--- begin Record set ---

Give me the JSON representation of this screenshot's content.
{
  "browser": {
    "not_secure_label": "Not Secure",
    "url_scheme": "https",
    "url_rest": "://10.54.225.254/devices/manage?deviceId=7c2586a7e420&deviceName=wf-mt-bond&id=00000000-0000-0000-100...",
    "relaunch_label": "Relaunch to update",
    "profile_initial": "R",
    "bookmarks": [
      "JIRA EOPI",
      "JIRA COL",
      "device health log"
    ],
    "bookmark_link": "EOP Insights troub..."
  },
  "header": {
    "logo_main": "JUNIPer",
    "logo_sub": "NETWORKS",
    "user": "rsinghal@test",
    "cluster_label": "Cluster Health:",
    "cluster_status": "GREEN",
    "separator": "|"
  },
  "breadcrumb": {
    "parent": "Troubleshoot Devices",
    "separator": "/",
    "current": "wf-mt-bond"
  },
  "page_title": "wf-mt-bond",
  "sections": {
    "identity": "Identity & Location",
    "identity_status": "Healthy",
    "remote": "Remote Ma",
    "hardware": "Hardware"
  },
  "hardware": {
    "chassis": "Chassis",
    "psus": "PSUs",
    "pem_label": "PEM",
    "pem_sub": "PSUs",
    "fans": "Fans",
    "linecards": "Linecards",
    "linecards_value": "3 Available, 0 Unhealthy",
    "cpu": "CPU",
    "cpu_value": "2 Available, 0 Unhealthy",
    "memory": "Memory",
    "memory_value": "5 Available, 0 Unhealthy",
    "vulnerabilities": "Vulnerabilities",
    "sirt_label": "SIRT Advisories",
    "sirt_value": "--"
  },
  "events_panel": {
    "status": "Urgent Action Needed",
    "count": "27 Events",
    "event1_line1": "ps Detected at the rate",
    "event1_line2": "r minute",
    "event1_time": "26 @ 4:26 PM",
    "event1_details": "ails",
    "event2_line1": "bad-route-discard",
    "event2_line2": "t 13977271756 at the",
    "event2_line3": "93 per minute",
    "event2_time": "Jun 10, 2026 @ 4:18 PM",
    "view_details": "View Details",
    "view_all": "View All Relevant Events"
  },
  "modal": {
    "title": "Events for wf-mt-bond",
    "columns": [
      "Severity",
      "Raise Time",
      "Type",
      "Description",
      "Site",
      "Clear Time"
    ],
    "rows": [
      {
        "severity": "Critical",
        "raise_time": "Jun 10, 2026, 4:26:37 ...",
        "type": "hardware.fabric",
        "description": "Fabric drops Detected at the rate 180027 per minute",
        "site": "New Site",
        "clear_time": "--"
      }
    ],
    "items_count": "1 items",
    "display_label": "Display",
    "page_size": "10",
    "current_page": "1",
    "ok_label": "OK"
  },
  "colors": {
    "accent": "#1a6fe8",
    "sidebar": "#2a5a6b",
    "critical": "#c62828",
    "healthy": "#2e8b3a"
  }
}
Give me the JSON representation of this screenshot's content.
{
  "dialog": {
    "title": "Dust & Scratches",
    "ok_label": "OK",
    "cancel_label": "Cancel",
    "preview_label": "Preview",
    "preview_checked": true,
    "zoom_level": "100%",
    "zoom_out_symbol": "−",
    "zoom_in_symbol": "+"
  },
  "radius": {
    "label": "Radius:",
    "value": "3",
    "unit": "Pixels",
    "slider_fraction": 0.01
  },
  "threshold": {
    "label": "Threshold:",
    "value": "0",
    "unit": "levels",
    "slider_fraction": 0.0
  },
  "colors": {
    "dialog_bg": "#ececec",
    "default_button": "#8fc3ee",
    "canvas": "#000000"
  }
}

--- end Record set ---

◆ **What you are asked to do**
Your answer should be one number: how many lines of the listing include the word "hardware".

◆ **Response**
3